## Begin Recorded information
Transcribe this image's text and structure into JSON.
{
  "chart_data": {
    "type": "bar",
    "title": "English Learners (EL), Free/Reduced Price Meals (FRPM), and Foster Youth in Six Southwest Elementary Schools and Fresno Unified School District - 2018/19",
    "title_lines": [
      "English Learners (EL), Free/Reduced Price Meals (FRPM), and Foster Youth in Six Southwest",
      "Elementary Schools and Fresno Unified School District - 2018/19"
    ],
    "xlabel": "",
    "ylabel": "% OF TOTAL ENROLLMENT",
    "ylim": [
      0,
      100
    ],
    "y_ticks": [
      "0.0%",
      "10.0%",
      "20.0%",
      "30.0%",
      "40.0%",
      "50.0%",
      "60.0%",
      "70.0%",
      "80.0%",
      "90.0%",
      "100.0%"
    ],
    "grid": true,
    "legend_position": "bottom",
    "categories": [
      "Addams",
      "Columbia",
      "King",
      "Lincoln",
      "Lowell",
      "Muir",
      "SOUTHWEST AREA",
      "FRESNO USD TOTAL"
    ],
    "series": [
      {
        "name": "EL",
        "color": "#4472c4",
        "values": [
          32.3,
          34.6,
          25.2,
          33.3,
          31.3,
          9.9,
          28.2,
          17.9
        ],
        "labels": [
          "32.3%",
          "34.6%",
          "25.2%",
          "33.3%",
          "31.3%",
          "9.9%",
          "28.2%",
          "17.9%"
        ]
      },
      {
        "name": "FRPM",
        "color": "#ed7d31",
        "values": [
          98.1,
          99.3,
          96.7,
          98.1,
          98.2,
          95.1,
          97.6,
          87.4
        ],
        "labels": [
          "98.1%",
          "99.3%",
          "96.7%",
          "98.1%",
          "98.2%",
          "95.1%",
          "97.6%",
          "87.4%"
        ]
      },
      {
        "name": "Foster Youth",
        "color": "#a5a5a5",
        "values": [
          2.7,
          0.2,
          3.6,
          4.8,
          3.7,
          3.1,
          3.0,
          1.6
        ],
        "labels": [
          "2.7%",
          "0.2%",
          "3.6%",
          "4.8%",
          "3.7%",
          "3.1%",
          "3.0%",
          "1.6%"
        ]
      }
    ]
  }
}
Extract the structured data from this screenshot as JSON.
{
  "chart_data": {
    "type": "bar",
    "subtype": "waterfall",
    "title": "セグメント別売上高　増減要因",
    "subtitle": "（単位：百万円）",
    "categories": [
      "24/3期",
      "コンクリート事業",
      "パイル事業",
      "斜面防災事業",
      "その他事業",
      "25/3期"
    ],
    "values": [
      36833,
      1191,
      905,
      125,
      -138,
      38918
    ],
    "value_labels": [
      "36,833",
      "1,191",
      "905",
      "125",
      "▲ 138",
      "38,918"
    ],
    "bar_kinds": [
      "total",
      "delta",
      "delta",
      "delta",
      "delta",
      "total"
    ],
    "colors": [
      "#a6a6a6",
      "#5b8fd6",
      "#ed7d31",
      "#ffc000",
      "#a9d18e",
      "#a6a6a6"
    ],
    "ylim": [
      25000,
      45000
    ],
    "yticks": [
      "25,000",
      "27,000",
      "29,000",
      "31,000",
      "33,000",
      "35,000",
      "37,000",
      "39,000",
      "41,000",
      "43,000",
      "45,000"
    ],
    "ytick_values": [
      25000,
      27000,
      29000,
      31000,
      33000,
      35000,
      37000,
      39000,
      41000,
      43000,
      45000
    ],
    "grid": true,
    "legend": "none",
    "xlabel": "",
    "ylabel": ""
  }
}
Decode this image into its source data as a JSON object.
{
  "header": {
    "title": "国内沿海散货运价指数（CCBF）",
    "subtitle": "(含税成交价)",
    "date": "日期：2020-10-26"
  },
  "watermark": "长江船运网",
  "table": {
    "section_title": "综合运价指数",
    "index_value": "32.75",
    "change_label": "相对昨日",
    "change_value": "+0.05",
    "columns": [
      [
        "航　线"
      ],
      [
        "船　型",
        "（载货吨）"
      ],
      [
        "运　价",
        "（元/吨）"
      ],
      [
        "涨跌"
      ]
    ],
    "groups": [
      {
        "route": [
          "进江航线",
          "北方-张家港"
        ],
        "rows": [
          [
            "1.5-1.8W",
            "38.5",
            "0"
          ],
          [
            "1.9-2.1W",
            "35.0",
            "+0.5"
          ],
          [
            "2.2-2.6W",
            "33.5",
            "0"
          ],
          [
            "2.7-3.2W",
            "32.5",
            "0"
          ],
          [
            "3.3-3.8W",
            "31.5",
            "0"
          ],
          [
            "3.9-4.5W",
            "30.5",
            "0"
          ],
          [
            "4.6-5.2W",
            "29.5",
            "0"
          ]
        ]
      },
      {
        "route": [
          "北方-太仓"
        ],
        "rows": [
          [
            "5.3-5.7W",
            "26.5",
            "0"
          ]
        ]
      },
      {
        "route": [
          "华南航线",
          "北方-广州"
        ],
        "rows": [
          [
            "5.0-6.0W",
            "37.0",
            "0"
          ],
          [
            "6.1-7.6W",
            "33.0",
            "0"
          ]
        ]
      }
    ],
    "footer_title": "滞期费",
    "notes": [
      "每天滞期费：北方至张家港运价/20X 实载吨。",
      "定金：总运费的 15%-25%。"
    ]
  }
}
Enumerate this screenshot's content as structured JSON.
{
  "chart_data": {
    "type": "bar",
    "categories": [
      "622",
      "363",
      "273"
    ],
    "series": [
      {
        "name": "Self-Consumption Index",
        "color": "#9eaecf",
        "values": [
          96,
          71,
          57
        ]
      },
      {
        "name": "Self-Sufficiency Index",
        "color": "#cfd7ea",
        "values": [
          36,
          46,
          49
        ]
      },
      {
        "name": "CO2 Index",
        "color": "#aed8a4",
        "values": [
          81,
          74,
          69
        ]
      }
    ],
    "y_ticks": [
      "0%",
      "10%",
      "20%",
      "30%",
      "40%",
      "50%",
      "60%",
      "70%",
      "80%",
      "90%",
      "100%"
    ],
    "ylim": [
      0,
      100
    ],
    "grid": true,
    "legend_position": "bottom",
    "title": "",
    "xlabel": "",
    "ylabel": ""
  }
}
## End Recorded information
Aim —
Which lines in the data above contain "FRPM"? Show each one.

Finished exercise —
    "title": "English Learners (EL), Free/Reduced Price Meals (FRPM), and Foster Youth in Six Southwest Elementary Schools and Fresno Unified School District - 2018/19",
      "English Learners (EL), Free/Reduced Price Meals (FRPM), and Foster Youth in Six Southwest",
        "name": "FRPM",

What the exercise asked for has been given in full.